[A run of records]
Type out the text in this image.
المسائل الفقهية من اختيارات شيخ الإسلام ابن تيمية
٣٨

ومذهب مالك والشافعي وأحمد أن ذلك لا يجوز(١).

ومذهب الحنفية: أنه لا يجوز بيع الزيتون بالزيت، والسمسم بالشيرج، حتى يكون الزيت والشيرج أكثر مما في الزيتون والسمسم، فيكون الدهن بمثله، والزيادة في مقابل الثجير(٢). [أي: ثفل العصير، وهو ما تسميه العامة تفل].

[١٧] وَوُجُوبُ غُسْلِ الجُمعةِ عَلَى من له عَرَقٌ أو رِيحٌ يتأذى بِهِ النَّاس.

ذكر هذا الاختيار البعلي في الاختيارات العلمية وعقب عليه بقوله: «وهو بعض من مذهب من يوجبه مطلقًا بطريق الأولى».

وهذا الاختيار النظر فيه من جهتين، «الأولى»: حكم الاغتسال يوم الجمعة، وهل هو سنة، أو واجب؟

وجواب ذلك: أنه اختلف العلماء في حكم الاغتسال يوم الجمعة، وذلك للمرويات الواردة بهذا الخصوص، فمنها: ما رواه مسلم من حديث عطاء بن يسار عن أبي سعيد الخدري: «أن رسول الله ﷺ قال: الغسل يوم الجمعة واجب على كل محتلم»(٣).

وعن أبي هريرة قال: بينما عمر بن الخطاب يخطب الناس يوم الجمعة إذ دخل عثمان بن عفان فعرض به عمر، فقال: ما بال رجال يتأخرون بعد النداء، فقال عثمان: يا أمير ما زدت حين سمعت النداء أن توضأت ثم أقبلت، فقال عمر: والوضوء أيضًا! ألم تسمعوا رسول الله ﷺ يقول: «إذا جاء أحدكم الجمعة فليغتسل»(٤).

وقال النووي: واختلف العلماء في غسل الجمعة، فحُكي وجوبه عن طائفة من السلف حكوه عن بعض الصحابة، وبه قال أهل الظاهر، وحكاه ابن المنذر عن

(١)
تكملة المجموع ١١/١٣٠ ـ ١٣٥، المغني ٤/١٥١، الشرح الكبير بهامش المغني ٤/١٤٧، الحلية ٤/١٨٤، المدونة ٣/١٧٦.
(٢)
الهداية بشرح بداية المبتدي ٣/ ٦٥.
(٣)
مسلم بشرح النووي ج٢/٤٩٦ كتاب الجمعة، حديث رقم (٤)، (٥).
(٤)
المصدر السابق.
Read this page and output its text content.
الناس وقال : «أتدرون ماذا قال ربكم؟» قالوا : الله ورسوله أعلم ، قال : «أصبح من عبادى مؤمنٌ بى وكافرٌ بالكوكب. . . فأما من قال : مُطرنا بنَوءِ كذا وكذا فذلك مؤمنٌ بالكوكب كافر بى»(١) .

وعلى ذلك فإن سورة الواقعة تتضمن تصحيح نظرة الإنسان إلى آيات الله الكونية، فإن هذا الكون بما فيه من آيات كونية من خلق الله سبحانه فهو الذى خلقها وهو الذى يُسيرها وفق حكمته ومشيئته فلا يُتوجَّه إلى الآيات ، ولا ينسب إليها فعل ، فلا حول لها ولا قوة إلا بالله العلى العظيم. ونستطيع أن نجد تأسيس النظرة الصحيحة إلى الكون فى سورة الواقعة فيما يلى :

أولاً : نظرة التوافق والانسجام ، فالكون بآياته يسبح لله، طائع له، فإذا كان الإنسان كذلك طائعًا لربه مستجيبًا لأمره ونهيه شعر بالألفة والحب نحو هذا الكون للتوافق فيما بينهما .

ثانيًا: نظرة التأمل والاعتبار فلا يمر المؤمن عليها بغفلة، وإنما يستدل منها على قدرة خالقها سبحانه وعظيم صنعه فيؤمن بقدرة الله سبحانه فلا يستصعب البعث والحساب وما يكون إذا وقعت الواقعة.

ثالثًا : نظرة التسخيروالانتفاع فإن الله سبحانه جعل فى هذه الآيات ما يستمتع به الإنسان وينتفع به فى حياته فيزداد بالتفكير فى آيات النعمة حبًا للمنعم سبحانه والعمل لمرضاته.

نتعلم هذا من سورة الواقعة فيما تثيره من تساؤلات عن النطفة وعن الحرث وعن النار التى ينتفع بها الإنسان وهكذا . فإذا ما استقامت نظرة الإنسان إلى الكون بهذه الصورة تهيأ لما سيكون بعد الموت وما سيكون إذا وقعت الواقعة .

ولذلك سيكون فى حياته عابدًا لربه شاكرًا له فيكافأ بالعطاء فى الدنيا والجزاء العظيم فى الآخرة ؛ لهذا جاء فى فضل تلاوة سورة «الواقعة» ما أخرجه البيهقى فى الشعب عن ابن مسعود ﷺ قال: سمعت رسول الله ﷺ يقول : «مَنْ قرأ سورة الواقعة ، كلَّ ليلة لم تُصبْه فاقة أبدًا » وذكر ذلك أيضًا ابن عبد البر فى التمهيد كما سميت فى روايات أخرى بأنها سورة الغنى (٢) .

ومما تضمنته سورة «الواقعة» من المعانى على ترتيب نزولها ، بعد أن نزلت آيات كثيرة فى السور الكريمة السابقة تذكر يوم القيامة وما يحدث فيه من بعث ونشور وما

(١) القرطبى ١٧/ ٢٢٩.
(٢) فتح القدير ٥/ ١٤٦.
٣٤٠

Aim
Set all of the records down again, exactly as they stand.

Right answer
Type out the text in this image.
المسائل الفقهية من اختيارات شيخ الإسلام ابن تيمية
٣٨

ومذهب مالك والشافعي وأحمد أن ذلك لا يجوز(١).

ومذهب الحنفية: أنه لا يجوز بيع الزيتون بالزيت، والسمسم بالشيرج، حتى يكون الزيت والشيرج أكثر مما في الزيتون والسمسم، فيكون الدهن بمثله، والزيادة في مقابل الثجير(٢). [أي: ثفل العصير، وهو ما تسميه العامة تفل].

[١٧] وَوُجُوبُ غُسْلِ الجُمعةِ عَلَى من له عَرَقٌ أو رِيحٌ يتأذى بِهِ النَّاس.

ذكر هذا الاختيار البعلي في الاختيارات العلمية وعقب عليه بقوله: «وهو بعض من مذهب من يوجبه مطلقًا بطريق الأولى».

وهذا الاختيار النظر فيه من جهتين، «الأولى»: حكم الاغتسال يوم الجمعة، وهل هو سنة، أو واجب؟

وجواب ذلك: أنه اختلف العلماء في حكم الاغتسال يوم الجمعة، وذلك للمرويات الواردة بهذا الخصوص، فمنها: ما رواه مسلم من حديث عطاء بن يسار عن أبي سعيد الخدري: «أن رسول الله ﷺ قال: الغسل يوم الجمعة واجب على كل محتلم»(٣).

وعن أبي هريرة قال: بينما عمر بن الخطاب يخطب الناس يوم الجمعة إذ دخل عثمان بن عفان فعرض به عمر، فقال: ما بال رجال يتأخرون بعد النداء، فقال عثمان: يا أمير ما زدت حين سمعت النداء أن توضأت ثم أقبلت، فقال عمر: والوضوء أيضًا! ألم تسمعوا رسول الله ﷺ يقول: «إذا جاء أحدكم الجمعة فليغتسل»(٤).

وقال النووي: واختلف العلماء في غسل الجمعة، فحُكي وجوبه عن طائفة من السلف حكوه عن بعض الصحابة، وبه قال أهل الظاهر، وحكاه ابن المنذر عن

(١)
تكملة المجموع ١١/١٣٠ ـ ١٣٥، المغني ٤/١٥١، الشرح الكبير بهامش المغني ٤/١٤٧، الحلية ٤/١٨٤، المدونة ٣/١٧٦.
(٢)
الهداية بشرح بداية المبتدي ٣/ ٦٥.
(٣)
مسلم بشرح النووي ج٢/٤٩٦ كتاب الجمعة، حديث رقم (٤)، (٥).
(٤)
المصدر السابق.
Read this page and output its text content.
الناس وقال : «أتدرون ماذا قال ربكم؟» قالوا : الله ورسوله أعلم ، قال : «أصبح من عبادى مؤمنٌ بى وكافرٌ بالكوكب. . . فأما من قال : مُطرنا بنَوءِ كذا وكذا فذلك مؤمنٌ بالكوكب كافر بى»(١) .

وعلى ذلك فإن سورة الواقعة تتضمن تصحيح نظرة الإنسان إلى آيات الله الكونية، فإن هذا الكون بما فيه من آيات كونية من خلق الله سبحانه فهو الذى خلقها وهو الذى يُسيرها وفق حكمته ومشيئته فلا يُتوجَّه إلى الآيات ، ولا ينسب إليها فعل ، فلا حول لها ولا قوة إلا بالله العلى العظيم. ونستطيع أن نجد تأسيس النظرة الصحيحة إلى الكون فى سورة الواقعة فيما يلى :

أولاً : نظرة التوافق والانسجام ، فالكون بآياته يسبح لله، طائع له، فإذا كان الإنسان كذلك طائعًا لربه مستجيبًا لأمره ونهيه شعر بالألفة والحب نحو هذا الكون للتوافق فيما بينهما .

ثانيًا: نظرة التأمل والاعتبار فلا يمر المؤمن عليها بغفلة، وإنما يستدل منها على قدرة خالقها سبحانه وعظيم صنعه فيؤمن بقدرة الله سبحانه فلا يستصعب البعث والحساب وما يكون إذا وقعت الواقعة.

ثالثًا : نظرة التسخيروالانتفاع فإن الله سبحانه جعل فى هذه الآيات ما يستمتع به الإنسان وينتفع به فى حياته فيزداد بالتفكير فى آيات النعمة حبًا للمنعم سبحانه والعمل لمرضاته.

نتعلم هذا من سورة الواقعة فيما تثيره من تساؤلات عن النطفة وعن الحرث وعن النار التى ينتفع بها الإنسان وهكذا . فإذا ما استقامت نظرة الإنسان إلى الكون بهذه الصورة تهيأ لما سيكون بعد الموت وما سيكون إذا وقعت الواقعة .

ولذلك سيكون فى حياته عابدًا لربه شاكرًا له فيكافأ بالعطاء فى الدنيا والجزاء العظيم فى الآخرة ؛ لهذا جاء فى فضل تلاوة سورة «الواقعة» ما أخرجه البيهقى فى الشعب عن ابن مسعود ﷺ قال: سمعت رسول الله ﷺ يقول : «مَنْ قرأ سورة الواقعة ، كلَّ ليلة لم تُصبْه فاقة أبدًا » وذكر ذلك أيضًا ابن عبد البر فى التمهيد كما سميت فى روايات أخرى بأنها سورة الغنى (٢) .

ومما تضمنته سورة «الواقعة» من المعانى على ترتيب نزولها ، بعد أن نزلت آيات كثيرة فى السور الكريمة السابقة تذكر يوم القيامة وما يحدث فيه من بعث ونشور وما

(١) القرطبى ١٧/ ٢٢٩.
(٢) فتح القدير ٥/ ١٤٦.
٣٤٠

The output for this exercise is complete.